■ What is asked
Find each line holding "Delay" and copy it out.

■ Listed records
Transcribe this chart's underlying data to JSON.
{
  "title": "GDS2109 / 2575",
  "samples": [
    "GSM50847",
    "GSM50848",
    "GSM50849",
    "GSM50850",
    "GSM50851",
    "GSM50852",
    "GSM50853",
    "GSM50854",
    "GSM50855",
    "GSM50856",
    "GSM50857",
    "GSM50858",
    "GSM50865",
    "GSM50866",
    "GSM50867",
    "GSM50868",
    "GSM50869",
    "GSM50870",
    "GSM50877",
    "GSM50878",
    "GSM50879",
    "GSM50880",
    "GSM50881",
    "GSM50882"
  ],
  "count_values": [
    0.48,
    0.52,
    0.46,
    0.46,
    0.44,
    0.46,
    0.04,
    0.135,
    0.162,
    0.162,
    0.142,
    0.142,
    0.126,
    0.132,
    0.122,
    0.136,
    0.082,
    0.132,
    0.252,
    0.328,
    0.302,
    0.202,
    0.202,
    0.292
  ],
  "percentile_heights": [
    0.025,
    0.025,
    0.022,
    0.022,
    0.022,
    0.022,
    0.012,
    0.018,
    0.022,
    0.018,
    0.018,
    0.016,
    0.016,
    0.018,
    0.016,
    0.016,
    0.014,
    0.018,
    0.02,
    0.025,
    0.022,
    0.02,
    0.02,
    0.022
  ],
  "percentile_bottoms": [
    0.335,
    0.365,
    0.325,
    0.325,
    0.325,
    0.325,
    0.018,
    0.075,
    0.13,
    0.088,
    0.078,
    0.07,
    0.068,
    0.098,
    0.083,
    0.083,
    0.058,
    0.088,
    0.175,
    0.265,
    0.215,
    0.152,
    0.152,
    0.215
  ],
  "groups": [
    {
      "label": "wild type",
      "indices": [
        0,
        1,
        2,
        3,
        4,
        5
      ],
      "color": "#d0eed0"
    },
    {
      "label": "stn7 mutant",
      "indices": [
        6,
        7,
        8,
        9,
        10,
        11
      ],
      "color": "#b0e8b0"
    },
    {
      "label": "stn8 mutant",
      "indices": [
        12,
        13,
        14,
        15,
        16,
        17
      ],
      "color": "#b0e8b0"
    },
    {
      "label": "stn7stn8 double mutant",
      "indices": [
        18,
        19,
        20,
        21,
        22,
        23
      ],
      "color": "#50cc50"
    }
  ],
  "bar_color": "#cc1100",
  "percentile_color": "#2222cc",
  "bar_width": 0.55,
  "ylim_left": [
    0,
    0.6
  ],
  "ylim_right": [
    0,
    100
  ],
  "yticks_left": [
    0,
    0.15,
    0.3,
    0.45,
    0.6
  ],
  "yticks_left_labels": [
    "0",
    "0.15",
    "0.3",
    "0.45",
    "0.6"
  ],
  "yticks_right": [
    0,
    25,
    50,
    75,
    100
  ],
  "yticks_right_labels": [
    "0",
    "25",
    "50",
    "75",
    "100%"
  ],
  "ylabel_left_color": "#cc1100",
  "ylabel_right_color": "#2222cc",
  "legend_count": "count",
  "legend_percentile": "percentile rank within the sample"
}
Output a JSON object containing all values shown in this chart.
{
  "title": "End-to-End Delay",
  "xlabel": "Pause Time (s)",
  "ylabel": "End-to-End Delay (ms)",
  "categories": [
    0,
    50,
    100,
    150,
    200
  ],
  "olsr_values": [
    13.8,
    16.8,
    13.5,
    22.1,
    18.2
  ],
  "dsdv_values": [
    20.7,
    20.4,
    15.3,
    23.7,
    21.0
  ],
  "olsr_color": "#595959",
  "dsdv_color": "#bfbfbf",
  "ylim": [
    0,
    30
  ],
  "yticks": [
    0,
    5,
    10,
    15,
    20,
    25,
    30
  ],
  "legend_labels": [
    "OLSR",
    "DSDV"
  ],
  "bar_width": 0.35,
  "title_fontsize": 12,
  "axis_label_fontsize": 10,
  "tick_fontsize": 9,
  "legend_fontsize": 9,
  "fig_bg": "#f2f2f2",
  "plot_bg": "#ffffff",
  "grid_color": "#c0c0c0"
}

■ Output
  "title": "End-to-End Delay",
  "ylabel": "End-to-End Delay (ms)",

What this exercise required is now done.